— What you should do —
Filter the listing and keep only the lines with the word "розничной".

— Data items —
:::::

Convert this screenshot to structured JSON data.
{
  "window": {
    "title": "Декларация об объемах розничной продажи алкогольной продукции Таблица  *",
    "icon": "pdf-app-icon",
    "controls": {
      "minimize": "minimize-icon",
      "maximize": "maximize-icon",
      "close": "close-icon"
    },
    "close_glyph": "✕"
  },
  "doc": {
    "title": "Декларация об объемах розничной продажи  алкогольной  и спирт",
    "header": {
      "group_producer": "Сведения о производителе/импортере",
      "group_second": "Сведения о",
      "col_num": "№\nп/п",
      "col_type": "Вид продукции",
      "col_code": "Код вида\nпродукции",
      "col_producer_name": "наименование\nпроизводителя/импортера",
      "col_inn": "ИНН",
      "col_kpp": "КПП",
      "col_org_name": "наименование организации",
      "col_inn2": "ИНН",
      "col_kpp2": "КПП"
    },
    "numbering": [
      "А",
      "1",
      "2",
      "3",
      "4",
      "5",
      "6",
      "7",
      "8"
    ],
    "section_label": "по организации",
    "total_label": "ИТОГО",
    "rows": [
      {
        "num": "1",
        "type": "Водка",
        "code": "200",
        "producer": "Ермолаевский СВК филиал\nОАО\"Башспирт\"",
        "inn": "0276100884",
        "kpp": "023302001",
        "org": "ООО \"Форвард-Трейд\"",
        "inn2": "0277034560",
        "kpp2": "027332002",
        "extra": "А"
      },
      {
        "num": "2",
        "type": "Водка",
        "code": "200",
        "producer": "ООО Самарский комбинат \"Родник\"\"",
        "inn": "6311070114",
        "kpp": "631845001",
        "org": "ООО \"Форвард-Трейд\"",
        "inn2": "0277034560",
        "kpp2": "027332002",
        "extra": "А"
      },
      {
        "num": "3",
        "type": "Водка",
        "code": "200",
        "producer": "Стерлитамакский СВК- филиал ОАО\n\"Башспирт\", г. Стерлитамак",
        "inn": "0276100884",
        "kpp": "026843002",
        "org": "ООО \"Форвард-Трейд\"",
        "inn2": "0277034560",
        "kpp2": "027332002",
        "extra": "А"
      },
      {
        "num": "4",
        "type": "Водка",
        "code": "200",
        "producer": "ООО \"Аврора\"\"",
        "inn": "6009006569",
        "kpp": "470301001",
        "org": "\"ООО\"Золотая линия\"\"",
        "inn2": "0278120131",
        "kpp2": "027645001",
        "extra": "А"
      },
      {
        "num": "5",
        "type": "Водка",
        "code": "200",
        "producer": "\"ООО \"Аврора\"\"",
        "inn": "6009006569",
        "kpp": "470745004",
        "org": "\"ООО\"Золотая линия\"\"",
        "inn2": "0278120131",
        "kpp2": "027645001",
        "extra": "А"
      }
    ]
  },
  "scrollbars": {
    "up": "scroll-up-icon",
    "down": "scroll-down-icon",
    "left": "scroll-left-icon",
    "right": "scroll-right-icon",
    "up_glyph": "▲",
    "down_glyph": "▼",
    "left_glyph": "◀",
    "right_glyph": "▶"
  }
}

:::::

— Answer below —
    "title": "Декларация об объемах розничной продажи алкогольной продукции Таблица  *",
    "title": "Декларация об объемах розничной продажи  алкогольной  и спирт",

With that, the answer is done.